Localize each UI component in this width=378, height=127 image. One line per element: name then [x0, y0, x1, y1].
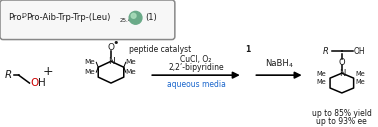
Text: O: O — [31, 78, 39, 88]
Text: Me: Me — [126, 69, 136, 75]
Text: up to 93% ee: up to 93% ee — [316, 117, 367, 126]
Text: Me: Me — [84, 59, 95, 65]
Text: •: • — [113, 37, 119, 47]
Text: R: R — [323, 47, 329, 56]
Text: O: O — [107, 43, 115, 52]
Text: N: N — [108, 57, 115, 66]
Text: (1): (1) — [146, 13, 157, 22]
Text: Pro-Aib-Trp-Trp-(Leu): Pro-Aib-Trp-Trp-(Leu) — [26, 13, 111, 22]
Text: 4: 4 — [289, 63, 293, 68]
Text: OH: OH — [354, 47, 365, 56]
Circle shape — [129, 11, 142, 24]
Circle shape — [131, 13, 136, 18]
Text: O: O — [339, 58, 345, 67]
Text: Me: Me — [316, 79, 326, 85]
Text: Pro-: Pro- — [8, 13, 25, 22]
Text: CuCl, O₂: CuCl, O₂ — [180, 55, 212, 64]
Text: +: + — [42, 65, 53, 78]
Text: Me: Me — [356, 71, 366, 77]
Text: R: R — [5, 70, 12, 80]
Text: Me: Me — [316, 71, 326, 77]
Text: D: D — [22, 13, 26, 18]
Text: aqueous media: aqueous media — [167, 80, 225, 89]
Text: NaBH: NaBH — [265, 59, 289, 68]
FancyBboxPatch shape — [0, 0, 175, 39]
Text: Me: Me — [84, 69, 95, 75]
Text: up to 85% yield: up to 85% yield — [312, 109, 372, 118]
Text: 25.4: 25.4 — [120, 18, 132, 23]
Text: 2,2’-bipyridine: 2,2’-bipyridine — [168, 63, 224, 72]
Text: peptide catalyst: peptide catalyst — [129, 45, 194, 54]
Text: 1: 1 — [245, 45, 250, 54]
Text: H: H — [38, 78, 46, 88]
Text: Me: Me — [356, 79, 366, 85]
Text: Me: Me — [126, 59, 136, 65]
Text: N: N — [339, 69, 345, 78]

____

**WHAT IS REQUIRED:** The lines holding the word "Circle" are the answer. Pull them out of the records and copy them.

**WRITTEN RESPONSE:**
Circle shape — [129, 11, 142, 24]
Circle shape — [131, 13, 136, 18]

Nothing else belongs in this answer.